▸ **Task directions**
Each entry must appear again exactly as it does in the source.

▸ **Working data**
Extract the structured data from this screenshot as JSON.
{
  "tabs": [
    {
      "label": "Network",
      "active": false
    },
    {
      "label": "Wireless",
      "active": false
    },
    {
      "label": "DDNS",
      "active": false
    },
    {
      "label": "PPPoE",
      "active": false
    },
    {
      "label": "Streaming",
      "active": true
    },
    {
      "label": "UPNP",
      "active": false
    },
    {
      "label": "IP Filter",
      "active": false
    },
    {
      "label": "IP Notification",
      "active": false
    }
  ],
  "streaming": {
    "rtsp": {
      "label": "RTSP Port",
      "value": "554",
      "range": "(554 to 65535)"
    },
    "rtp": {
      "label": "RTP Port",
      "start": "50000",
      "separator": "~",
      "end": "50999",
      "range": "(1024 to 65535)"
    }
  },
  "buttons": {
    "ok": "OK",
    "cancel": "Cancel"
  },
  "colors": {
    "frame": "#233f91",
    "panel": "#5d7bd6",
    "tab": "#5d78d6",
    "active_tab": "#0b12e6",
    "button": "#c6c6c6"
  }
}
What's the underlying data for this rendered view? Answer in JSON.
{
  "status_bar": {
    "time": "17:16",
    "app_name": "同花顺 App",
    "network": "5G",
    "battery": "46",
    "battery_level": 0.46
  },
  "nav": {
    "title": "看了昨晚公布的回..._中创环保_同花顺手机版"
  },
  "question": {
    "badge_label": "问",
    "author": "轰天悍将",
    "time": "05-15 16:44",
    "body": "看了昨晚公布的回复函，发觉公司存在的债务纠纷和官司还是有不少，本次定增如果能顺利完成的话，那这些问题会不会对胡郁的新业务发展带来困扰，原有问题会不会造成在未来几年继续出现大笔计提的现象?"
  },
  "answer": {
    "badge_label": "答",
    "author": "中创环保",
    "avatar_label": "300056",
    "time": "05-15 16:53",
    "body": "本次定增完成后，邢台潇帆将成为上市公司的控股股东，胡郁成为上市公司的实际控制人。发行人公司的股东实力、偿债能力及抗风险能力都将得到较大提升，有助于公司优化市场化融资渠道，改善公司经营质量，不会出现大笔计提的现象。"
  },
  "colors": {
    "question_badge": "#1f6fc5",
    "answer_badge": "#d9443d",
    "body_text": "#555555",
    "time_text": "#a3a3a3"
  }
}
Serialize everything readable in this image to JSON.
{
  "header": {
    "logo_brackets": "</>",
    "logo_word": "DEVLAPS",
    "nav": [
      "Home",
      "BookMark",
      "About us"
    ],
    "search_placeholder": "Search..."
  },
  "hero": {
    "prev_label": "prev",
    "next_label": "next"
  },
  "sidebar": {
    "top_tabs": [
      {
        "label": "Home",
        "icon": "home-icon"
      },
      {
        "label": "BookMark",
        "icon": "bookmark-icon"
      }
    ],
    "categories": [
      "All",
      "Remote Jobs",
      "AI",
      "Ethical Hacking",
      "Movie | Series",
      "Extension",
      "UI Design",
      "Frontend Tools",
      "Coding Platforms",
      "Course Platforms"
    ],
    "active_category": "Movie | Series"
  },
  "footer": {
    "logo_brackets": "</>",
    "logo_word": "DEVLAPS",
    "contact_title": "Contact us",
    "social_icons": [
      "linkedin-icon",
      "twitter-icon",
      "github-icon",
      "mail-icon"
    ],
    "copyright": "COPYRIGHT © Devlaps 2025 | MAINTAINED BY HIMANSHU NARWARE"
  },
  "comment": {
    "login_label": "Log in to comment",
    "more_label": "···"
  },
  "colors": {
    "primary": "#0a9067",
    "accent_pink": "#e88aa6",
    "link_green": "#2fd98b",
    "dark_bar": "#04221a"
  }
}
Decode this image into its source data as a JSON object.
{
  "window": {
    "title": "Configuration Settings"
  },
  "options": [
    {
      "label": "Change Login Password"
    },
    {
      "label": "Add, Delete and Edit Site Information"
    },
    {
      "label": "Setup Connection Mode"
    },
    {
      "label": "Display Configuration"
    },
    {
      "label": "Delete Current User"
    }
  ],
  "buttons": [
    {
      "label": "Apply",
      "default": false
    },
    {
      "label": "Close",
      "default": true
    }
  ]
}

▸ **The solution**
Extract the structured data from this screenshot as JSON.
{
  "tabs": [
    {
      "label": "Network",
      "active": false
    },
    {
      "label": "Wireless",
      "active": false
    },
    {
      "label": "DDNS",
      "active": false
    },
    {
      "label": "PPPoE",
      "active": false
    },
    {
      "label": "Streaming",
      "active": true
    },
    {
      "label": "UPNP",
      "active": false
    },
    {
      "label": "IP Filter",
      "active": false
    },
    {
      "label": "IP Notification",
      "active": false
    }
  ],
  "streaming": {
    "rtsp": {
      "label": "RTSP Port",
      "value": "554",
      "range": "(554 to 65535)"
    },
    "rtp": {
      "label": "RTP Port",
      "start": "50000",
      "separator": "~",
      "end": "50999",
      "range": "(1024 to 65535)"
    }
  },
  "buttons": {
    "ok": "OK",
    "cancel": "Cancel"
  },
  "colors": {
    "frame": "#233f91",
    "panel": "#5d7bd6",
    "tab": "#5d78d6",
    "active_tab": "#0b12e6",
    "button": "#c6c6c6"
  }
}
What's the underlying data for this rendered view? Answer in JSON.
{
  "status_bar": {
    "time": "17:16",
    "app_name": "同花顺 App",
    "network": "5G",
    "battery": "46",
    "battery_level": 0.46
  },
  "nav": {
    "title": "看了昨晚公布的回..._中创环保_同花顺手机版"
  },
  "question": {
    "badge_label": "问",
    "author": "轰天悍将",
    "time": "05-15 16:44",
    "body": "看了昨晚公布的回复函，发觉公司存在的债务纠纷和官司还是有不少，本次定增如果能顺利完成的话，那这些问题会不会对胡郁的新业务发展带来困扰，原有问题会不会造成在未来几年继续出现大笔计提的现象?"
  },
  "answer": {
    "badge_label": "答",
    "author": "中创环保",
    "avatar_label": "300056",
    "time": "05-15 16:53",
    "body": "本次定增完成后，邢台潇帆将成为上市公司的控股股东，胡郁成为上市公司的实际控制人。发行人公司的股东实力、偿债能力及抗风险能力都将得到较大提升，有助于公司优化市场化融资渠道，改善公司经营质量，不会出现大笔计提的现象。"
  },
  "colors": {
    "question_badge": "#1f6fc5",
    "answer_badge": "#d9443d",
    "body_text": "#555555",
    "time_text": "#a3a3a3"
  }
}
Serialize everything readable in this image to JSON.
{
  "header": {
    "logo_brackets": "</>",
    "logo_word": "DEVLAPS",
    "nav": [
      "Home",
      "BookMark",
      "About us"
    ],
    "search_placeholder": "Search..."
  },
  "hero": {
    "prev_label": "prev",
    "next_label": "next"
  },
  "sidebar": {
    "top_tabs": [
      {
        "label": "Home",
        "icon": "home-icon"
      },
      {
        "label": "BookMark",
        "icon": "bookmark-icon"
      }
    ],
    "categories": [
      "All",
      "Remote Jobs",
      "AI",
      "Ethical Hacking",
      "Movie | Series",
      "Extension",
      "UI Design",
      "Frontend Tools",
      "Coding Platforms",
      "Course Platforms"
    ],
    "active_category": "Movie | Series"
  },
  "footer": {
    "logo_brackets": "</>",
    "logo_word": "DEVLAPS",
    "contact_title": "Contact us",
    "social_icons": [
      "linkedin-icon",
      "twitter-icon",
      "github-icon",
      "mail-icon"
    ],
    "copyright": "COPYRIGHT © Devlaps 2025 | MAINTAINED BY HIMANSHU NARWARE"
  },
  "comment": {
    "login_label": "Log in to comment",
    "more_label": "···"
  },
  "colors": {
    "primary": "#0a9067",
    "accent_pink": "#e88aa6",
    "link_green": "#2fd98b",
    "dark_bar": "#04221a"
  }
}
Decode this image into its source data as a JSON object.
{
  "window": {
    "title": "Configuration Settings"
  },
  "options": [
    {
      "label": "Change Login Password"
    },
    {
      "label": "Add, Delete and Edit Site Information"
    },
    {
      "label": "Setup Connection Mode"
    },
    {
      "label": "Display Configuration"
    },
    {
      "label": "Delete Current User"
    }
  ],
  "buttons": [
    {
      "label": "Apply",
      "default": false
    },
    {
      "label": "Close",
      "default": true
    }
  ]
}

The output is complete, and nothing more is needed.